__Problem to work on__.
Where a line contains the string "plus", copy that line.
======== Data listing ========
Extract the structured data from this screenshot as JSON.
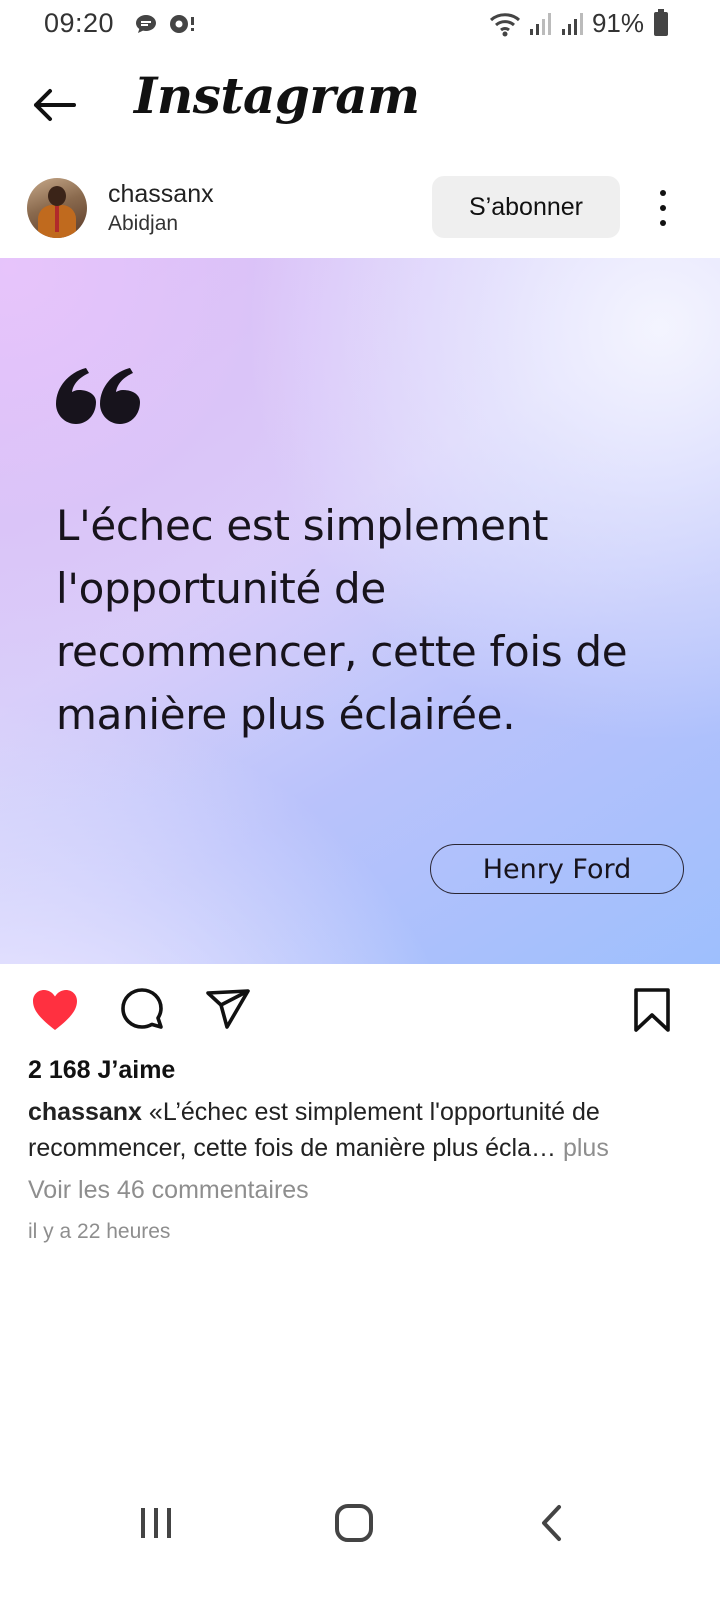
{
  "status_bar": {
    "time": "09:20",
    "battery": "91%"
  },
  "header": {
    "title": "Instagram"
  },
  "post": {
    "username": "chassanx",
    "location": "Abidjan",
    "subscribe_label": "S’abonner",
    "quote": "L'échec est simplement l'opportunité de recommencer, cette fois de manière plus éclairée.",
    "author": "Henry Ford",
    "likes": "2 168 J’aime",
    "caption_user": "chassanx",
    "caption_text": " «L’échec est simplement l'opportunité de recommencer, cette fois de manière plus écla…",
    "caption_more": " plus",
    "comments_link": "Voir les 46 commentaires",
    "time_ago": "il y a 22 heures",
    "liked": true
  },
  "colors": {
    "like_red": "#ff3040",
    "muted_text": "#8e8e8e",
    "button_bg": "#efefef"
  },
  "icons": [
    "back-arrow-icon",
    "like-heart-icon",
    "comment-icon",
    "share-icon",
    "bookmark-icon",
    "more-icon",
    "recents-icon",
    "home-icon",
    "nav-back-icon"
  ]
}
========
======== Data listing ========
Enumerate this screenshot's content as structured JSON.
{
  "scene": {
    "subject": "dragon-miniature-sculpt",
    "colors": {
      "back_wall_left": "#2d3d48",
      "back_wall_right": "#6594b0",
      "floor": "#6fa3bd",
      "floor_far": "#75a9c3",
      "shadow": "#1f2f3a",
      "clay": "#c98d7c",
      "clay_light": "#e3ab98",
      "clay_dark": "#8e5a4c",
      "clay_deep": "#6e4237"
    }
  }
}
========
__Response for this exercise__.
    "quote": "L'échec est simplement l'opportunité de recommencer, cette fois de manière plus éclairée.",
    "caption_text": " «L’échec est simplement l'opportunité de recommencer, cette fois de manière plus écla…",
    "caption_more": " plus",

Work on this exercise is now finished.